*Material for this exercise:*
□ □ □
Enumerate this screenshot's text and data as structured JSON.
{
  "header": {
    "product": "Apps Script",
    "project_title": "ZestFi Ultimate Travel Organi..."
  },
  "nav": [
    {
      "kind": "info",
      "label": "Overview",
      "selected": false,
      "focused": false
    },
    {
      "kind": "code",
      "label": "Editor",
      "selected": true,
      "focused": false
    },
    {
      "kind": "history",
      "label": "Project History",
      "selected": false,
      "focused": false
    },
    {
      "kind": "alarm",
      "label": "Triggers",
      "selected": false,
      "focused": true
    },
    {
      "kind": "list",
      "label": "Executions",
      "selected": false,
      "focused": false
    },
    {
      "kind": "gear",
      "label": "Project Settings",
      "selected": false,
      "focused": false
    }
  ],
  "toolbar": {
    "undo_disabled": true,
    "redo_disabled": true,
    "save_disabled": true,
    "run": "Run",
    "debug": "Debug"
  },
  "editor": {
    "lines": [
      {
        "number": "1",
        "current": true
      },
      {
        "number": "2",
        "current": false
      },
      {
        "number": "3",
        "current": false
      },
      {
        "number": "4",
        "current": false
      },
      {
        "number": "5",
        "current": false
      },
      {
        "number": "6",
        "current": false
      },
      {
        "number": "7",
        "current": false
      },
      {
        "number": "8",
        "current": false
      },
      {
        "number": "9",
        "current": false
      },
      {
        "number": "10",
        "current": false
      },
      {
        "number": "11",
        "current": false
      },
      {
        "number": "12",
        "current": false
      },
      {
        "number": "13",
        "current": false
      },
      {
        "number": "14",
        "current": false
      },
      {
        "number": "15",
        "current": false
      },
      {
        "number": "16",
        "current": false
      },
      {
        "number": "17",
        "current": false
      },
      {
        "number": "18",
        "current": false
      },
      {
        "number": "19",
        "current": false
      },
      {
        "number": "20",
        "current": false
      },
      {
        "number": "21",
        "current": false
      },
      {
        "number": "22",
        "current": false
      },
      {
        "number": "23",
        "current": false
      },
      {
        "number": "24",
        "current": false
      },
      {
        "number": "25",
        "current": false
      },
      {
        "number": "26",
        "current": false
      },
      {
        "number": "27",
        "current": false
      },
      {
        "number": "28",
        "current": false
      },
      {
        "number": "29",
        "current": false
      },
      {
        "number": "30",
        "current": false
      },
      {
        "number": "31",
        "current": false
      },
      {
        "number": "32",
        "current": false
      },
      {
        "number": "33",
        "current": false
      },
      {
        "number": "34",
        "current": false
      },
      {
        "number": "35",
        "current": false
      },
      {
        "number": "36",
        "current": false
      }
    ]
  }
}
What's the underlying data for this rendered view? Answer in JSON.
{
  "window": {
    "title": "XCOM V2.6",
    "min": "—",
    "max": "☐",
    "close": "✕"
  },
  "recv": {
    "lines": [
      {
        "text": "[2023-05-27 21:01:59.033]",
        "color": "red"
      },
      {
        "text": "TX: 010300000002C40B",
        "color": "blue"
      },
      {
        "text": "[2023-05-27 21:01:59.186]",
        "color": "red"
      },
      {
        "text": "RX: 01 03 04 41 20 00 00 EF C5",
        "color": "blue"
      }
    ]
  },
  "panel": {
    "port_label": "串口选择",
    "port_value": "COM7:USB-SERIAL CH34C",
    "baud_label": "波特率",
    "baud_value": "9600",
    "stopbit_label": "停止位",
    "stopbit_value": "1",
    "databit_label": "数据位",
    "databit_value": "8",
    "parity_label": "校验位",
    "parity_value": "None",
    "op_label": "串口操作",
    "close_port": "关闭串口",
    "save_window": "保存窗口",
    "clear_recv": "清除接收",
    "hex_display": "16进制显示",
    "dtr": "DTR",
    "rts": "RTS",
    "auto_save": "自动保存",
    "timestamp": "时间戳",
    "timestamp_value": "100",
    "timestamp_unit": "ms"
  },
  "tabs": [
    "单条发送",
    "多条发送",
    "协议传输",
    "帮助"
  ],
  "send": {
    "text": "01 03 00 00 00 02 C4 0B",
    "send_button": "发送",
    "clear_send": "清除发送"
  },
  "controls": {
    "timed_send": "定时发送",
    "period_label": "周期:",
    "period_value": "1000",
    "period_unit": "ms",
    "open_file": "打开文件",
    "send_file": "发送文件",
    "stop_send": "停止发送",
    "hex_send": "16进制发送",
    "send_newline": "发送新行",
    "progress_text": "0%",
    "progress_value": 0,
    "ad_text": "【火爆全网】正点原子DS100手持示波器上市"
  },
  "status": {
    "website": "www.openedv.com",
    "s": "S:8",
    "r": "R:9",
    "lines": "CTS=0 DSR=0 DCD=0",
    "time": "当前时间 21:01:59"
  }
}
□ □ □
*Your instructions:*
Reproduce the full listing word for word.

*Written reply:*
Enumerate this screenshot's text and data as structured JSON.
{
  "header": {
    "product": "Apps Script",
    "project_title": "ZestFi Ultimate Travel Organi..."
  },
  "nav": [
    {
      "kind": "info",
      "label": "Overview",
      "selected": false,
      "focused": false
    },
    {
      "kind": "code",
      "label": "Editor",
      "selected": true,
      "focused": false
    },
    {
      "kind": "history",
      "label": "Project History",
      "selected": false,
      "focused": false
    },
    {
      "kind": "alarm",
      "label": "Triggers",
      "selected": false,
      "focused": true
    },
    {
      "kind": "list",
      "label": "Executions",
      "selected": false,
      "focused": false
    },
    {
      "kind": "gear",
      "label": "Project Settings",
      "selected": false,
      "focused": false
    }
  ],
  "toolbar": {
    "undo_disabled": true,
    "redo_disabled": true,
    "save_disabled": true,
    "run": "Run",
    "debug": "Debug"
  },
  "editor": {
    "lines": [
      {
        "number": "1",
        "current": true
      },
      {
        "number": "2",
        "current": false
      },
      {
        "number": "3",
        "current": false
      },
      {
        "number": "4",
        "current": false
      },
      {
        "number": "5",
        "current": false
      },
      {
        "number": "6",
        "current": false
      },
      {
        "number": "7",
        "current": false
      },
      {
        "number": "8",
        "current": false
      },
      {
        "number": "9",
        "current": false
      },
      {
        "number": "10",
        "current": false
      },
      {
        "number": "11",
        "current": false
      },
      {
        "number": "12",
        "current": false
      },
      {
        "number": "13",
        "current": false
      },
      {
        "number": "14",
        "current": false
      },
      {
        "number": "15",
        "current": false
      },
      {
        "number": "16",
        "current": false
      },
      {
        "number": "17",
        "current": false
      },
      {
        "number": "18",
        "current": false
      },
      {
        "number": "19",
        "current": false
      },
      {
        "number": "20",
        "current": false
      },
      {
        "number": "21",
        "current": false
      },
      {
        "number": "22",
        "current": false
      },
      {
        "number": "23",
        "current": false
      },
      {
        "number": "24",
        "current": false
      },
      {
        "number": "25",
        "current": false
      },
      {
        "number": "26",
        "current": false
      },
      {
        "number": "27",
        "current": false
      },
      {
        "number": "28",
        "current": false
      },
      {
        "number": "29",
        "current": false
      },
      {
        "number": "30",
        "current": false
      },
      {
        "number": "31",
        "current": false
      },
      {
        "number": "32",
        "current": false
      },
      {
        "number": "33",
        "current": false
      },
      {
        "number": "34",
        "current": false
      },
      {
        "number": "35",
        "current": false
      },
      {
        "number": "36",
        "current": false
      }
    ]
  }
}
What's the underlying data for this rendered view? Answer in JSON.
{
  "window": {
    "title": "XCOM V2.6",
    "min": "—",
    "max": "☐",
    "close": "✕"
  },
  "recv": {
    "lines": [
      {
        "text": "[2023-05-27 21:01:59.033]",
        "color": "red"
      },
      {
        "text": "TX: 010300000002C40B",
        "color": "blue"
      },
      {
        "text": "[2023-05-27 21:01:59.186]",
        "color": "red"
      },
      {
        "text": "RX: 01 03 04 41 20 00 00 EF C5",
        "color": "blue"
      }
    ]
  },
  "panel": {
    "port_label": "串口选择",
    "port_value": "COM7:USB-SERIAL CH34C",
    "baud_label": "波特率",
    "baud_value": "9600",
    "stopbit_label": "停止位",
    "stopbit_value": "1",
    "databit_label": "数据位",
    "databit_value": "8",
    "parity_label": "校验位",
    "parity_value": "None",
    "op_label": "串口操作",
    "close_port": "关闭串口",
    "save_window": "保存窗口",
    "clear_recv": "清除接收",
    "hex_display": "16进制显示",
    "dtr": "DTR",
    "rts": "RTS",
    "auto_save": "自动保存",
    "timestamp": "时间戳",
    "timestamp_value": "100",
    "timestamp_unit": "ms"
  },
  "tabs": [
    "单条发送",
    "多条发送",
    "协议传输",
    "帮助"
  ],
  "send": {
    "text": "01 03 00 00 00 02 C4 0B",
    "send_button": "发送",
    "clear_send": "清除发送"
  },
  "controls": {
    "timed_send": "定时发送",
    "period_label": "周期:",
    "period_value": "1000",
    "period_unit": "ms",
    "open_file": "打开文件",
    "send_file": "发送文件",
    "stop_send": "停止发送",
    "hex_send": "16进制发送",
    "send_newline": "发送新行",
    "progress_text": "0%",
    "progress_value": 0,
    "ad_text": "【火爆全网】正点原子DS100手持示波器上市"
  },
  "status": {
    "website": "www.openedv.com",
    "s": "S:8",
    "r": "R:9",
    "lines": "CTS=0 DSR=0 DCD=0",
    "time": "当前时间 21:01:59"
  }
}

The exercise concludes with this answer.